_Data records_:
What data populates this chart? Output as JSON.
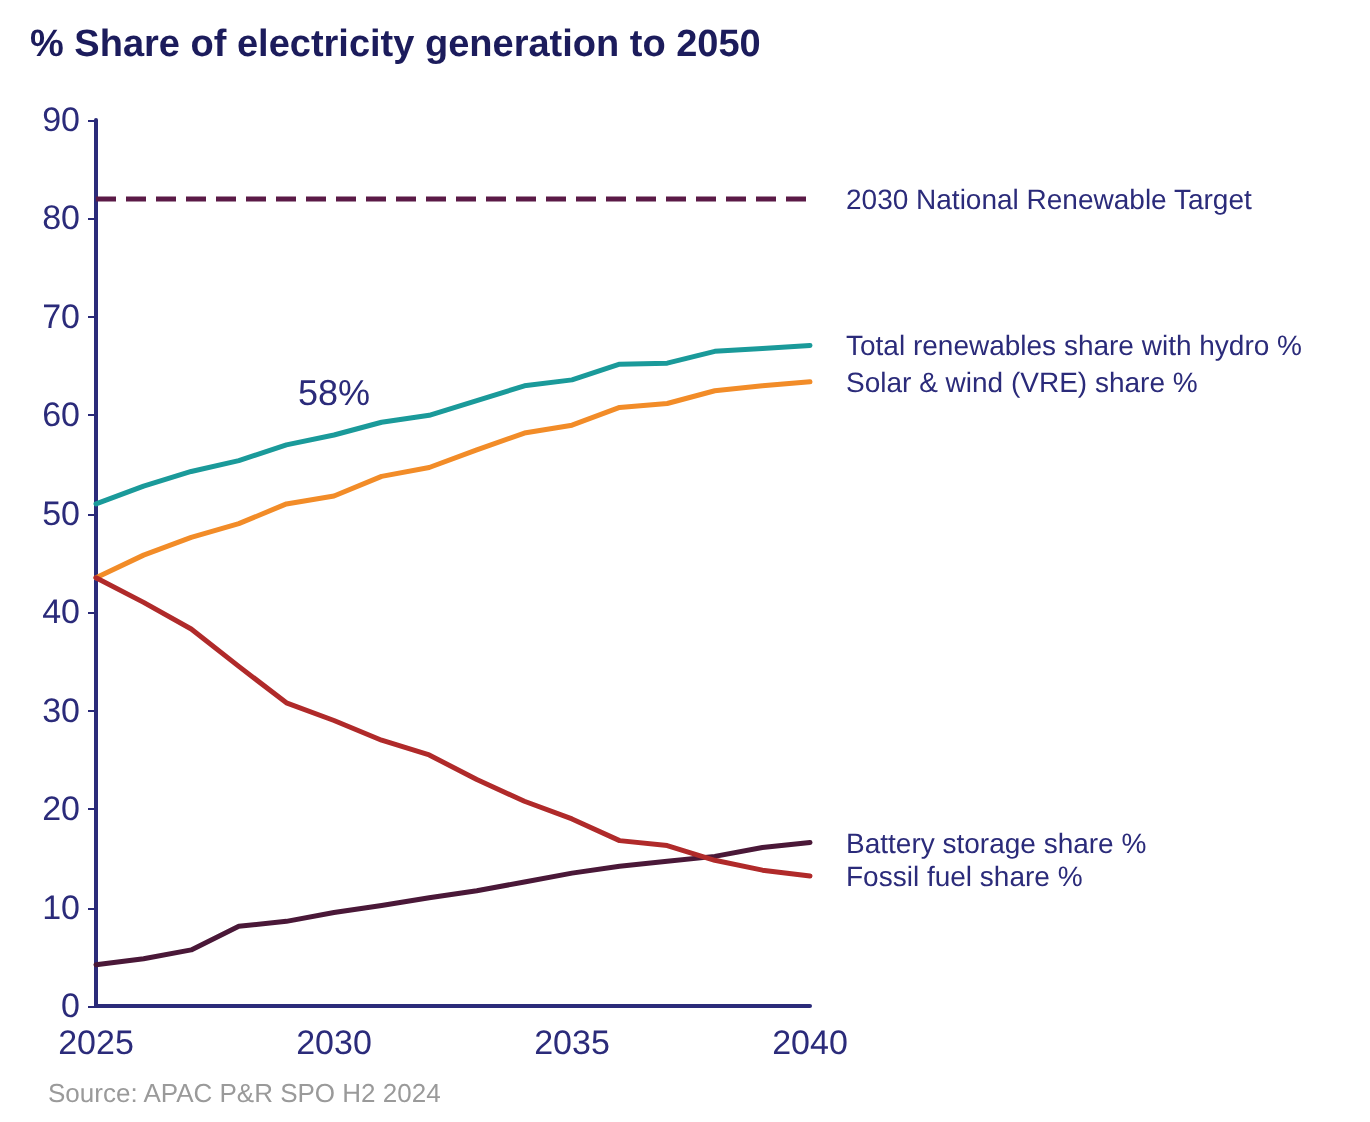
{
  "chart_data": {
    "type": "line",
    "title": "% Share of electricity generation to 2050",
    "x": [
      2025,
      2026,
      2027,
      2028,
      2029,
      2030,
      2031,
      2032,
      2033,
      2034,
      2035,
      2036,
      2037,
      2038,
      2039,
      2040
    ],
    "series": [
      {
        "name": "Total renewables share with hydro %",
        "color": "#1a9a9a",
        "values": [
          51,
          52.8,
          54.3,
          55.4,
          57,
          58,
          59.3,
          60,
          61.5,
          63,
          63.6,
          65.2,
          65.3,
          66.5,
          66.8,
          67.1
        ]
      },
      {
        "name": "Solar & wind (VRE) share %",
        "color": "#f28c28",
        "values": [
          43.5,
          45.8,
          47.6,
          49,
          51,
          51.8,
          53.8,
          54.7,
          56.5,
          58.2,
          59,
          60.8,
          61.2,
          62.5,
          63,
          63.4
        ]
      },
      {
        "name": "Battery storage share %",
        "color": "#4a1838",
        "values": [
          4.2,
          4.8,
          5.7,
          8.1,
          8.6,
          9.5,
          10.2,
          11,
          11.7,
          12.6,
          13.5,
          14.2,
          14.7,
          15.2,
          16.1,
          16.6
        ]
      },
      {
        "name": "Fossil fuel share %",
        "color": "#b02a2a",
        "values": [
          43.5,
          41,
          38.3,
          34.5,
          30.8,
          29,
          27,
          25.5,
          23,
          20.8,
          19,
          16.8,
          16.3,
          14.8,
          13.8,
          13.2
        ]
      }
    ],
    "xlim": [
      2025,
      2040
    ],
    "xticks": [
      2025,
      2030,
      2035,
      2040
    ],
    "ylim": [
      0,
      90
    ],
    "yticks": [
      0,
      10,
      20,
      30,
      40,
      50,
      60,
      70,
      80,
      90
    ],
    "ref_lines": [
      {
        "axis": "y",
        "value": 82,
        "label": "2030 National Renewable Target",
        "color": "#5b1a47",
        "line_style": "dashed"
      }
    ],
    "annotations": [
      {
        "text": "58%",
        "x": 2030,
        "y": 58
      },
      "Source: APAC P&R SPO H2 2024"
    ],
    "grid": false,
    "legend": false,
    "marker": "none",
    "line_style": "solid"
  }
}
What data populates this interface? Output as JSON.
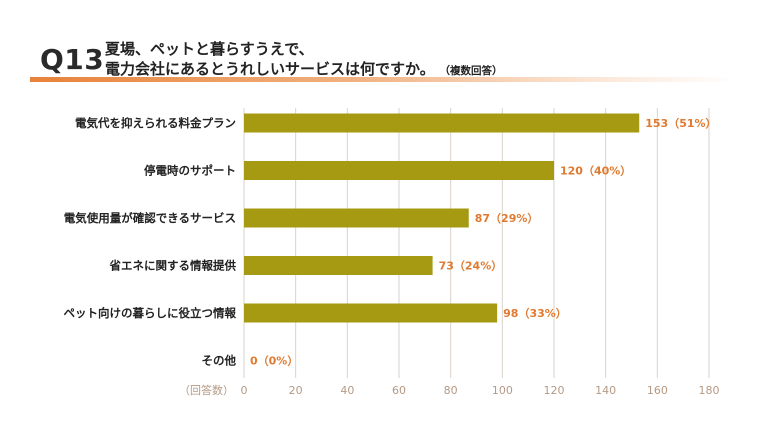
{
  "question": {
    "number": "Q13",
    "line1": "夏場、ペットと暮らすうえで、",
    "line2": "電力会社にあるとうれしいサービスは何ですか。",
    "note": "（複数回答）"
  },
  "colors": {
    "bar": "#a59a12",
    "value_label": "#e07a30",
    "accent": "#e8823a",
    "grid": "#d9d2cc",
    "tick": "#b59a85"
  },
  "chart_data": {
    "type": "bar",
    "orientation": "horizontal",
    "categories": [
      "電気代を抑えられる料金プラン",
      "停電時のサポート",
      "電気使用量が確認できるサービス",
      "省エネに関する情報提供",
      "ペット向けの暮らしに役立つ情報",
      "その他"
    ],
    "values": [
      153,
      120,
      87,
      73,
      98,
      0
    ],
    "percent_labels": [
      "153（51%）",
      "120（40%）",
      "87（29%）",
      "73（24%）",
      "98（33%）",
      "0（0%）"
    ],
    "xlabel": "（回答数）",
    "xlim": [
      0,
      180
    ],
    "xticks": [
      0,
      20,
      40,
      60,
      80,
      100,
      120,
      140,
      160,
      180
    ],
    "grid": true
  }
}
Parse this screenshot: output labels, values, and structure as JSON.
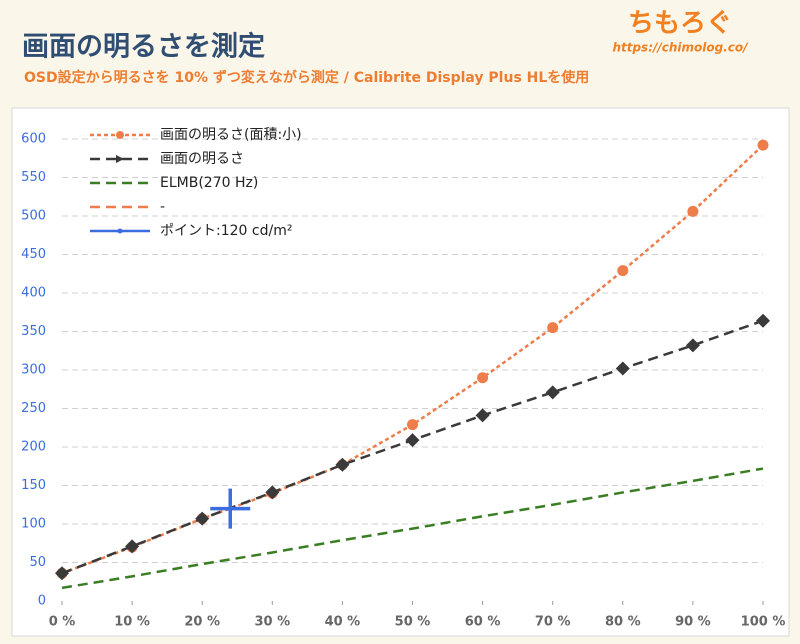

_Given exercise_:
Among the lines of the data, identify those with the word "this". Copy each of them.

_Reply to the task_:
What data populates this chart? Output as JSON.
What data populates this interface? Output as JSON.
Parse this screenshot: output labels, values, and structure as JSON.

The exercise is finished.